[Stored records]
================

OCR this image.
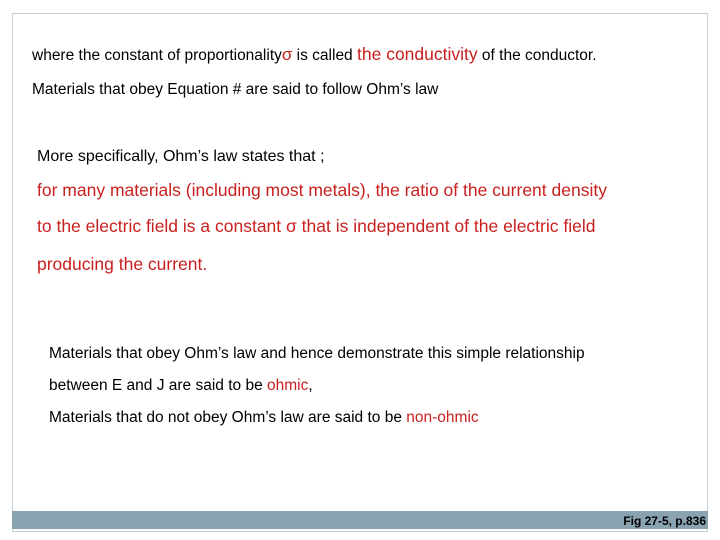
where the constant of proportionalityσ is called the conductivity of the conductor.
Materials that obey Equation # are said to follow Ohm’s law
More specifically, Ohm’s law states that ;
for many materials (including most metals), the ratio of the current density
to the electric field is a constant σ that is independent of the electric field
producing the current.
Materials that obey Ohm’s law and hence demonstrate this simple relationship
between E and J are said to be ohmic,
Materials that do not obey Ohm’s law are said to be non-ohmic
Fig 27-5, p.836
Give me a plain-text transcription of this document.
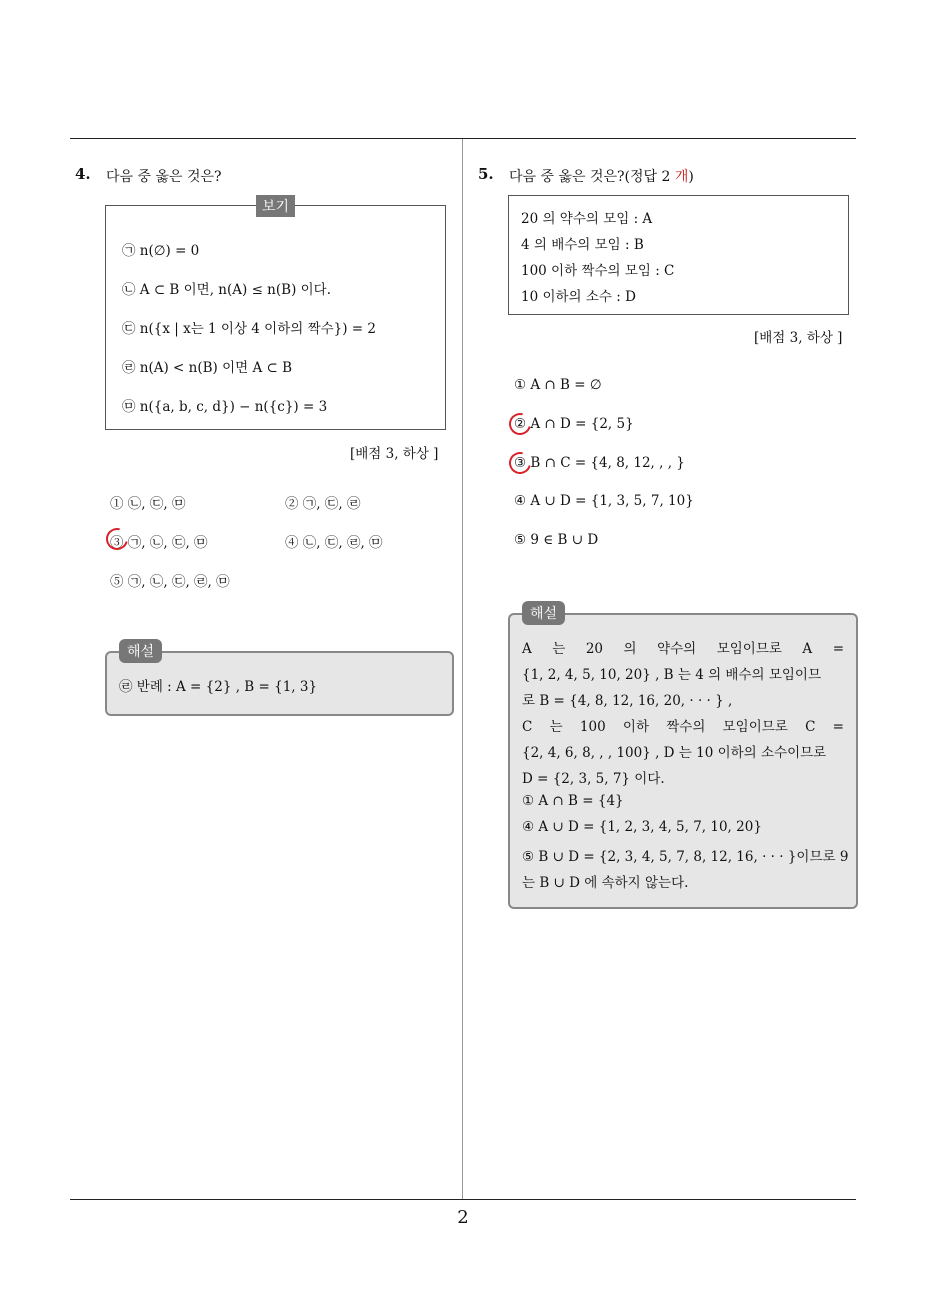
2
4. 다음 중 옳은 것은?
보기
㉠ n(∅) = 0
㉡ A ⊂ B 이면, n(A) ≤ n(B) 이다.
㉢ n({x | x는 1 이상 4 이하의 짝수}) = 2
㉣ n(A) < n(B) 이면 A ⊂ B
㉤ n({a, b, c, d}) − n({c}) = 3
[배점 3, 하상 ]
① ㉡, ㉢, ㉤	② ㉠, ㉢, ㉣
③ ㉠, ㉡, ㉢, ㉤	④ ㉡, ㉢, ㉣, ㉤
⑤ ㉠, ㉡, ㉢, ㉣, ㉤
해설
㉣ 반례 : A = {2} , B = {1, 3}
5. 다음 중 옳은 것은?(정답 2 개)
20 의 약수의 모임 : A
4 의 배수의 모임 : B
100 이하 짝수의 모임 : C
10 이하의 소수 : D
[배점 3, 하상 ]
① A ∩ B = ∅
② A ∩ D = {2, 5}
③ B ∩ C = {4, 8, 12, , , }
④ A ∪ D = {1, 3, 5, 7, 10}
⑤ 9 ∈ B ∪ D
해설
A 는 20 의 약수의 모임이므로 A =
{1, 2, 4, 5, 10, 20} , B 는 4 의 배수의 모임이므
로 B = {4, 8, 12, 16, 20, · · · } ,
C 는 100 이하 짝수의 모임이므로 C =
{2, 4, 6, 8, , , 100} , D 는 10 이하의 소수이므로
D = {2, 3, 5, 7} 이다.
① A ∩ B = {4}
④ A ∪ D = {1, 2, 3, 4, 5, 7, 10, 20}
⑤ B ∪ D = {2, 3, 4, 5, 7, 8, 12, 16, · · · }이므로 9
는 B ∪ D 에 속하지 않는다.
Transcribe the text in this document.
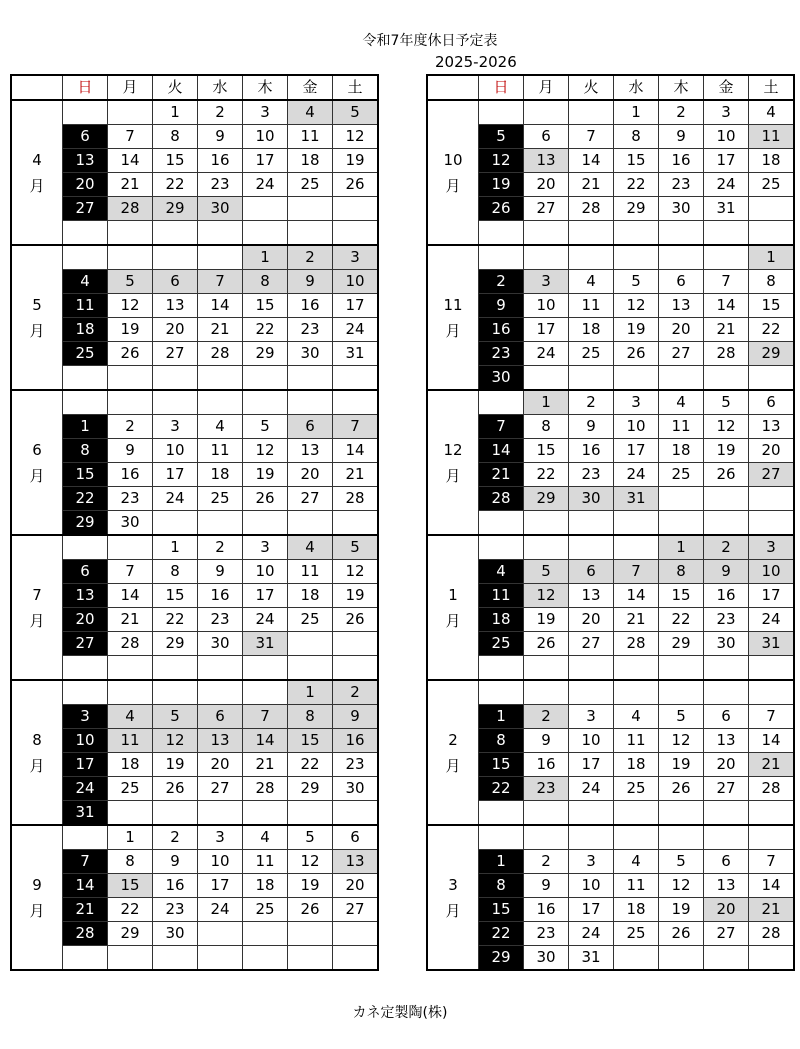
令和7年度休日予定表
2025-2026
	日	月	火	水	木	金	土

4
月			1	2	3	4	5
	6	7	8	9	10	11	12
	13	14	15	16	17	18	19
	20	21	22	23	24	25	26
	27	28	29	30			

5
月					1	2	3
	4	5	6	7	8	9	10
	11	12	13	14	15	16	17
	18	19	20	21	22	23	24
	25	26	27	28	29	30	31

6
月							

	1	2	3	4	5	6	7
	8	9	10	11	12	13	14
	15	16	17	18	19	20	21
	22	23	24	25	26	27	28
	29	30					

7
月			1	2	3	4	5
	6	7	8	9	10	11	12
	13	14	15	16	17	18	19
	20	21	22	23	24	25	26
	27	28	29	30	31		

8
月						1	2
	3	4	5	6	7	8	9
	10	11	12	13	14	15	16
	17	18	19	20	21	22	23
	24	25	26	27	28	29	30
	31						

9
月		1	2	3	4	5	6
	7	8	9	10	11	12	13
	14	15	16	17	18	19	20
	21	22	23	24	25	26	27
	28	29	30				

	日	月	火	水	木	金	土

10
月				1	2	3	4
	5	6	7	8	9	10	11
	12	13	14	15	16	17	18
	19	20	21	22	23	24	25
	26	27	28	29	30	31	

11
月							1
	2	3	4	5	6	7	8
	9	10	11	12	13	14	15
	16	17	18	19	20	21	22
	23	24	25	26	27	28	29
	30						

12
月		1	2	3	4	5	6
	7	8	9	10	11	12	13
	14	15	16	17	18	19	20
	21	22	23	24	25	26	27
	28	29	30	31			

1
月					1	2	3
	4	5	6	7	8	9	10
	11	12	13	14	15	16	17
	18	19	20	21	22	23	24
	25	26	27	28	29	30	31

2
月							

	1	2	3	4	5	6	7
	8	9	10	11	12	13	14
	15	16	17	18	19	20	21
	22	23	24	25	26	27	28

3
月							

	1	2	3	4	5	6	7
	8	9	10	11	12	13	14
	15	16	17	18	19	20	21
	22	23	24	25	26	27	28
	29	30	31				
カネ定製陶(株)
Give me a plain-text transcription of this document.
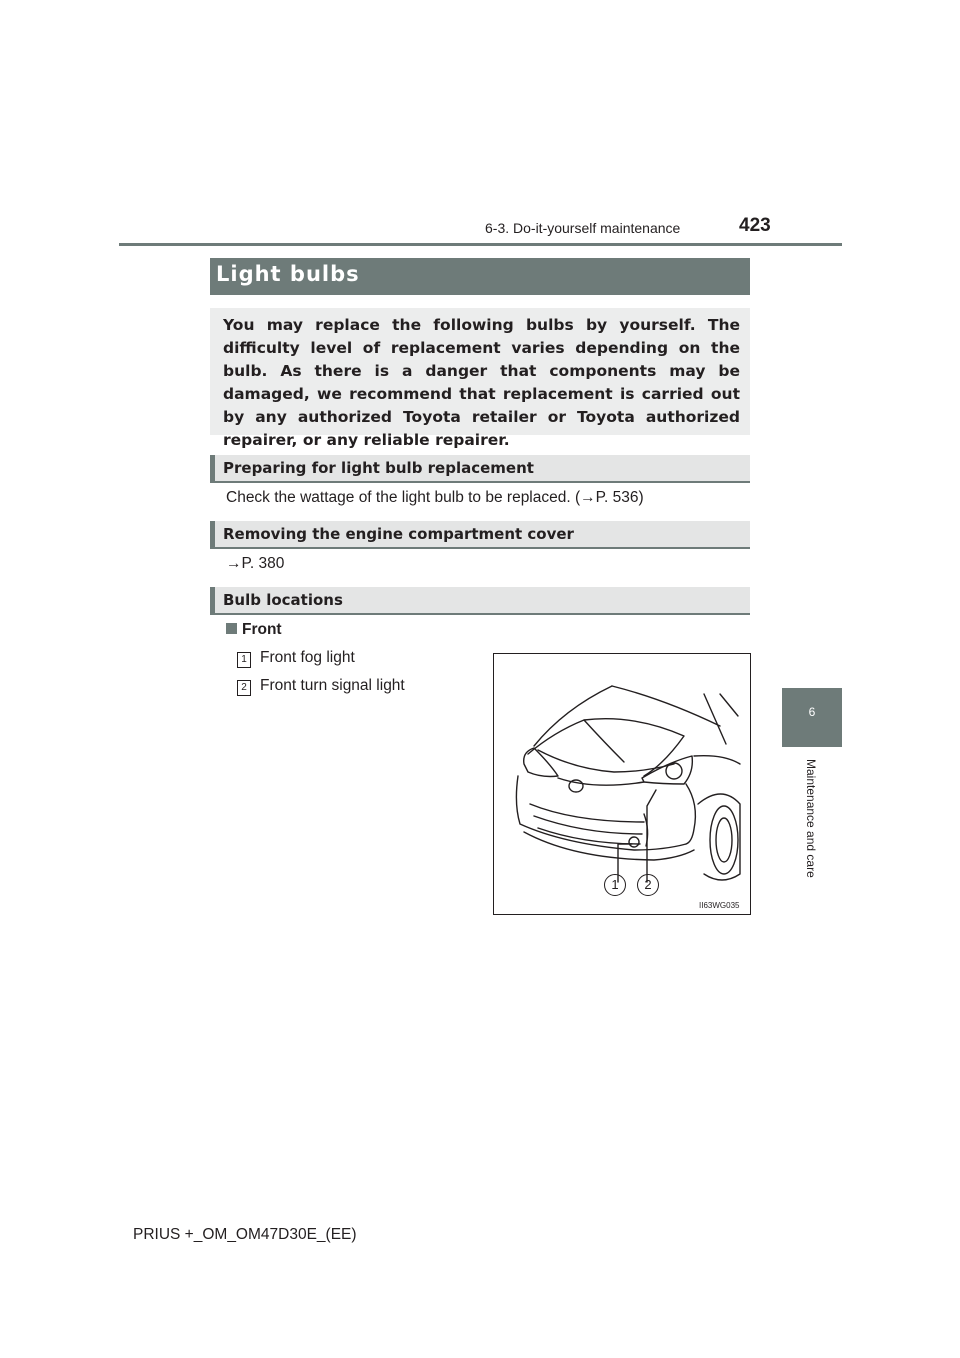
6-3. Do-it-yourself maintenance	423
6
Maintenance and care
Light bulbs
You may replace the following bulbs by yourself. The difficulty level of replacement varies depending on the bulb. As there is a danger that components may be damaged, we recommend that replacement is carried out by any authorized Toyota retailer or Toyota authorized repairer, or any reliable repairer.
Preparing for light bulb replacement
Check the wattage of the light bulb to be replaced. (→P. 536)
Removing the engine compartment cover
→P. 380
Bulb locations
Front
1 Front fog light
2 Front turn signal light
1	2
II63WG035
PRIUS +_OM_OM47D30E_(EE)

================

» **Your task**
Repeat all the data as it stands, dropping any images it holds.

» **The answer**
OCR this image.
where the constant of proportionalityσ is called the conductivity of the conductor.
Materials that obey Equation # are said to follow Ohm’s law
More specifically, Ohm’s law states that ;
for many materials (including most metals), the ratio of the current density
to the electric field is a constant σ that is independent of the electric field
producing the current.
Materials that obey Ohm’s law and hence demonstrate this simple relationship
between E and J are said to be ohmic,
Materials that do not obey Ohm’s law are said to be non-ohmic
Fig 27-5, p.836
Give me a plain-text transcription of this document.
2
4. 다음 중 옳은 것은?
보기
㉠ n(∅) = 0
㉡ A ⊂ B 이면, n(A) ≤ n(B) 이다.
㉢ n({x | x는 1 이상 4 이하의 짝수}) = 2
㉣ n(A) < n(B) 이면 A ⊂ B
㉤ n({a, b, c, d}) − n({c}) = 3
[배점 3, 하상 ]
① ㉡, ㉢, ㉤	② ㉠, ㉢, ㉣
③ ㉠, ㉡, ㉢, ㉤	④ ㉡, ㉢, ㉣, ㉤
⑤ ㉠, ㉡, ㉢, ㉣, ㉤
해설
㉣ 반례 : A = {2} , B = {1, 3}
5. 다음 중 옳은 것은?(정답 2 개)
20 의 약수의 모임 : A
4 의 배수의 모임 : B
100 이하 짝수의 모임 : C
10 이하의 소수 : D
[배점 3, 하상 ]
① A ∩ B = ∅
② A ∩ D = {2, 5}
③ B ∩ C = {4, 8, 12, , , }
④ A ∪ D = {1, 3, 5, 7, 10}
⑤ 9 ∈ B ∪ D
해설
A 는 20 의 약수의 모임이므로 A =
{1, 2, 4, 5, 10, 20} , B 는 4 의 배수의 모임이므
로 B = {4, 8, 12, 16, 20, · · · } ,
C 는 100 이하 짝수의 모임이므로 C =
{2, 4, 6, 8, , , 100} , D 는 10 이하의 소수이므로
D = {2, 3, 5, 7} 이다.
① A ∩ B = {4}
④ A ∪ D = {1, 2, 3, 4, 5, 7, 10, 20}
⑤ B ∪ D = {2, 3, 4, 5, 7, 8, 12, 16, · · · }이므로 9
는 B ∪ D 에 속하지 않는다.
Transcribe the text in this document.
令和7年度休日予定表
2025-2026
	日	月	火	水	木	金	土

4
月			1	2	3	4	5
	6	7	8	9	10	11	12
	13	14	15	16	17	18	19
	20	21	22	23	24	25	26
	27	28	29	30			

5
月					1	2	3
	4	5	6	7	8	9	10
	11	12	13	14	15	16	17
	18	19	20	21	22	23	24
	25	26	27	28	29	30	31

6
月							

	1	2	3	4	5	6	7
	8	9	10	11	12	13	14
	15	16	17	18	19	20	21
	22	23	24	25	26	27	28
	29	30					

7
月			1	2	3	4	5
	6	7	8	9	10	11	12
	13	14	15	16	17	18	19
	20	21	22	23	24	25	26
	27	28	29	30	31		

8
月						1	2
	3	4	5	6	7	8	9
	10	11	12	13	14	15	16
	17	18	19	20	21	22	23
	24	25	26	27	28	29	30
	31						

9
月		1	2	3	4	5	6
	7	8	9	10	11	12	13
	14	15	16	17	18	19	20
	21	22	23	24	25	26	27
	28	29	30				

	日	月	火	水	木	金	土

10
月				1	2	3	4
	5	6	7	8	9	10	11
	12	13	14	15	16	17	18
	19	20	21	22	23	24	25
	26	27	28	29	30	31	

11
月							1
	2	3	4	5	6	7	8
	9	10	11	12	13	14	15
	16	17	18	19	20	21	22
	23	24	25	26	27	28	29
	30						

12
月		1	2	3	4	5	6
	7	8	9	10	11	12	13
	14	15	16	17	18	19	20
	21	22	23	24	25	26	27
	28	29	30	31			

1
月					1	2	3
	4	5	6	7	8	9	10
	11	12	13	14	15	16	17
	18	19	20	21	22	23	24
	25	26	27	28	29	30	31

2
月							

	1	2	3	4	5	6	7
	8	9	10	11	12	13	14
	15	16	17	18	19	20	21
	22	23	24	25	26	27	28

3
月							

	1	2	3	4	5	6	7
	8	9	10	11	12	13	14
	15	16	17	18	19	20	21
	22	23	24	25	26	27	28
	29	30	31				
カネ定製陶(株)
Give me a plain-text transcription of this document.
6-3. Do-it-yourself maintenance	423
6
Maintenance and care
Light bulbs
You may replace the following bulbs by yourself. The difficulty level of replacement varies depending on the bulb. As there is a danger that components may be damaged, we recommend that replacement is carried out by any authorized Toyota retailer or Toyota authorized repairer, or any reliable repairer.
Preparing for light bulb replacement
Check the wattage of the light bulb to be replaced. (→P. 536)
Removing the engine compartment cover
→P. 380
Bulb locations
Front
1 Front fog light
2 Front turn signal light
1	2
II63WG035
PRIUS +_OM_OM47D30E_(EE)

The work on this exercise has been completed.